• [WORK ITEM]: In the article below about Taiwan's use of IPFS, shorten the paragraph that begins "InterPlanetary File System (IPFS), designed by Juan Benet" while keeping its main facts.

• [TEXT]:
----

As tensions with China heat up, Taipei officials leverage decentralized publishing and storage to stay online.
Looking to boost its cybersecurity defenses against cyberattacks from China and other adversaries, Taiwan's Ministry of Digital Affairs has adopted IPFS technology to safeguard its infrastructure.
InterPlanetary File System (IPFS), designed by Juan Benet in 2014, is a decentralized peer-to-peer network that lets users backup and stores files and websites by hosting them across a network of nodes, eliminating centralized points of failure and circumventing censorship efforts. The storage and file referencing system for Ethereum is frequently compared to peer-to-peer file sharing protocol BitTorrent.
The news of the IPFS upgrade comes in the wake of U.S. Speaker of the House Nancy Pelosi's visit to the island, the first for a senior-level official since 1997.
Grateful to have friends in the international community standing with #Taiwan to defend democracy & uphold regional security. Thank you @SpeakerPelosi & all the members of your delegation for coming to Taiwan & expressing your support. https://t.co/2EdwsiF8t3
— 蔡英文 Tsai Ing-wen (@iingwen) August 3, 2022
In an interview with the state-run Central News Agency (CNA) on Tuesday, Digital Minister Audrey Tang said that the ministry launched the new project the same day China began military drills near Taiwan, following Pelosi's visit.
“So far, it has not been successfully attacked at all, and it has never been stuck for a second,” Tang said. “It uses a Web3 structure tied to the global blockchain community and the global Web2 backbone network.”
“If it can be taken down, everything from Ethereum to NFTs will be taken down, which is unlikely,” Tang continued. Adding that Taiwan’s technical partners include Cloudflare, which also supports the Taiwanese social media platform, Dcard.
The idea of using IPFS, Tang said, came after Russia invaded Ukraine, using cyberattacks to attack Ukrainian infrastructure.
According to Tang, the volume of cyber attacks on Taiwan government units on Tuesday, before and during Pelosi's arrival, surpassed 15,000 gigabits, 23 times higher than the previous daily record.

----

Items listed in a dataset:
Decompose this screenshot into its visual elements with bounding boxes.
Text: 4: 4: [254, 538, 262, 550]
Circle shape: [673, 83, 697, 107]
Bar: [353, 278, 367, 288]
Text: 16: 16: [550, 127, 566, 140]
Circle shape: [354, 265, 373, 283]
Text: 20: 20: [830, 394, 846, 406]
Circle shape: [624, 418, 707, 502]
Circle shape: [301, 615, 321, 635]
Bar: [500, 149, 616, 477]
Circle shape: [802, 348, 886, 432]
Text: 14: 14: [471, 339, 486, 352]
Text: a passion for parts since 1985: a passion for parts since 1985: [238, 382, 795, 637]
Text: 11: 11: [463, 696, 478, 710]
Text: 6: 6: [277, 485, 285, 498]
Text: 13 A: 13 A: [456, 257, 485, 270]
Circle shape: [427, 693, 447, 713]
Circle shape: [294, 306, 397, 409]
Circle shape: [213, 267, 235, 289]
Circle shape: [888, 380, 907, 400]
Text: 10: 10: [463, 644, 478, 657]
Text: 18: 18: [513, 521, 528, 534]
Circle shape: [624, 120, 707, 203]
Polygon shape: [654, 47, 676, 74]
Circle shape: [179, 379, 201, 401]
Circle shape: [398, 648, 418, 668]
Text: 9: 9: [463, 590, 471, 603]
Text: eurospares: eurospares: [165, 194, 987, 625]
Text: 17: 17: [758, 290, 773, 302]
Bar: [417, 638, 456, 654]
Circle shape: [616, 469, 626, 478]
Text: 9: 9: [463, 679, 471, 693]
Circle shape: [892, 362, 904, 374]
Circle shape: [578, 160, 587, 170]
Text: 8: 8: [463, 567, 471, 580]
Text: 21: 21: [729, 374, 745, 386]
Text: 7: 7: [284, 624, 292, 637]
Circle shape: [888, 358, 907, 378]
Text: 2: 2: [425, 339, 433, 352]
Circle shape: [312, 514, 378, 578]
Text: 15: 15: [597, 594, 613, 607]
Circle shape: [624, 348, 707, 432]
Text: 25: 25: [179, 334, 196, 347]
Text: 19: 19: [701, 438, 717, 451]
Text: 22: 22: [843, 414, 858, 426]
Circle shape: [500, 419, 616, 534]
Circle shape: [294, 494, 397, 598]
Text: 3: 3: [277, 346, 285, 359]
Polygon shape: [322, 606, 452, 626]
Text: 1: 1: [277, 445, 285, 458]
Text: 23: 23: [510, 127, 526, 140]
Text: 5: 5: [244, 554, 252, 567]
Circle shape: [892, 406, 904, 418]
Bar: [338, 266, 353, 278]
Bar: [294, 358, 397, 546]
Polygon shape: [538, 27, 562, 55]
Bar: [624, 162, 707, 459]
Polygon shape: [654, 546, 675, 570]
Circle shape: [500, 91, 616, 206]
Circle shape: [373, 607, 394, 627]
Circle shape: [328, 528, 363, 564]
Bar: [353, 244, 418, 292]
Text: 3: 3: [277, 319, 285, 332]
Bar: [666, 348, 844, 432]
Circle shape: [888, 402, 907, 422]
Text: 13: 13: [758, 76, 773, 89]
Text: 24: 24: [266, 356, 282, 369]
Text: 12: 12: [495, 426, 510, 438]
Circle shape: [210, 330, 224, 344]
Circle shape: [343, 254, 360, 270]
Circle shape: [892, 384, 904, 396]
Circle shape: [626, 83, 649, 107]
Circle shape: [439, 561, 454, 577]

----

• [SOLUTION TO THIS PROBLEM]: IPFS, created by Juan Benet in 2014, is a decentralized peer-to-peer network. It backs up and stores files and websites across many nodes, which removes central points of failure and gets around censorship. It is Ethereum's storage and file referencing system and is often compared to BitTorrent.